Records excerpted from a collection:
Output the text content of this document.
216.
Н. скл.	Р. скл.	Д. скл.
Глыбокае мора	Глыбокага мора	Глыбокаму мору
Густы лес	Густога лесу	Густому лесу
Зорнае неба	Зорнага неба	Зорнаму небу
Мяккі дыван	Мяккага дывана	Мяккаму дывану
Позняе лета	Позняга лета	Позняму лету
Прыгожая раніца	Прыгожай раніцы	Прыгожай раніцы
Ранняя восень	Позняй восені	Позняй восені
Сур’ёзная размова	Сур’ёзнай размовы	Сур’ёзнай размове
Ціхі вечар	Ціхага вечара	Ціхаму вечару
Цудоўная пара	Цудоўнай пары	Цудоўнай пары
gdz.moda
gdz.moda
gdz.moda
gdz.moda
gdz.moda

# WRITTEN REQUEST
Print the material verbatim, all of it.

# FULL OUTPUT
Output the text content of this document.
216.
Н. скл.	Р. скл.	Д. скл.
Глыбокае мора	Глыбокага мора	Глыбокаму мору
Густы лес	Густога лесу	Густому лесу
Зорнае неба	Зорнага неба	Зорнаму небу
Мяккі дыван	Мяккага дывана	Мяккаму дывану
Позняе лета	Позняга лета	Позняму лету
Прыгожая раніца	Прыгожай раніцы	Прыгожай раніцы
Ранняя восень	Позняй восені	Позняй восені
Сур’ёзная размова	Сур’ёзнай размовы	Сур’ёзнай размове
Ціхі вечар	Ціхага вечара	Ціхаму вечару
Цудоўная пара	Цудоўнай пары	Цудоўнай пары
gdz.moda
gdz.moda
gdz.moda
gdz.moda
gdz.moda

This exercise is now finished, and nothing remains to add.